_Stated problem_: Find the number of lines containing the string "JSON" in the data. Answer with the number by itself.

────────────────────────────────────────

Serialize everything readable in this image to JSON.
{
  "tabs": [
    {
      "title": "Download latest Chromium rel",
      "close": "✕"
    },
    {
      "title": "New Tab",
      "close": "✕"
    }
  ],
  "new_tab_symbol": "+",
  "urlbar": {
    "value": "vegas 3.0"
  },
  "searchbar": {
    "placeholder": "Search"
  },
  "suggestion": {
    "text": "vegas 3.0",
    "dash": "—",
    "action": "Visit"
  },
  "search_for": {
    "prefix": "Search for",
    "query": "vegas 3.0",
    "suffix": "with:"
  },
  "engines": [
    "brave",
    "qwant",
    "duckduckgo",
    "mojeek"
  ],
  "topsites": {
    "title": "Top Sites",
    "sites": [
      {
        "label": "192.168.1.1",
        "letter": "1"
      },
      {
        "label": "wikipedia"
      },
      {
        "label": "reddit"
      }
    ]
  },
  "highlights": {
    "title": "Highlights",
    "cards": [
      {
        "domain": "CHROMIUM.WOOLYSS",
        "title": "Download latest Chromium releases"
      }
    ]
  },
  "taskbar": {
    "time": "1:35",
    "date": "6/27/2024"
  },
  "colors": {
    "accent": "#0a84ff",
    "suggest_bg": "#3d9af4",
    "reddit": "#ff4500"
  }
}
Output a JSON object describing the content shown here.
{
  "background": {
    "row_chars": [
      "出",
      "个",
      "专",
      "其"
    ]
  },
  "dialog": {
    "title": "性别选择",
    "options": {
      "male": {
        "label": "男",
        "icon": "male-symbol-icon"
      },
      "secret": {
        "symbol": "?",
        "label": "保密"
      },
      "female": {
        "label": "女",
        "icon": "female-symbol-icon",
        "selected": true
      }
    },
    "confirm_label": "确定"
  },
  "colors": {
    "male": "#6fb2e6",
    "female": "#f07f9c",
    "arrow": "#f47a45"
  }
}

────────────────────────────────────────

_Complete answer_: 2